--- WHAT NEEDS TO BE DONE ---
Note how many lines hold the string "Fairfield" and give that number without any other words.

--

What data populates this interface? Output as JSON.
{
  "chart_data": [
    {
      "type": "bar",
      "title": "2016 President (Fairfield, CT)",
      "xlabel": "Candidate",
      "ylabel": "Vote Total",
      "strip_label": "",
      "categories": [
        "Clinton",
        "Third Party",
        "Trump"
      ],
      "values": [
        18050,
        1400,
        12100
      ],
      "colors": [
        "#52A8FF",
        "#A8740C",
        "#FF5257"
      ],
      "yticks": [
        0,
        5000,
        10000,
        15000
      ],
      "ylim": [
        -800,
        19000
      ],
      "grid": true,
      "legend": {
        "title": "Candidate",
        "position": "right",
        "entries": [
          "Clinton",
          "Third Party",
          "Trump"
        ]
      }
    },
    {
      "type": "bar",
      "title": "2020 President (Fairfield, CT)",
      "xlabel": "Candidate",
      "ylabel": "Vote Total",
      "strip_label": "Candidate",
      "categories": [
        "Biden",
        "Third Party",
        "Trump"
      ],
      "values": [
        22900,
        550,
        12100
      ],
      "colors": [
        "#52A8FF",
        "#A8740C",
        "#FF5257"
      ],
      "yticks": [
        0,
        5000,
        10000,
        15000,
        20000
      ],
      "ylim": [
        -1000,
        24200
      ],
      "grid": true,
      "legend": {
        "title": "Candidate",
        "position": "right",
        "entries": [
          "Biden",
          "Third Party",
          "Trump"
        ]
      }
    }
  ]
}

--

--- FULL OUTPUT ---
2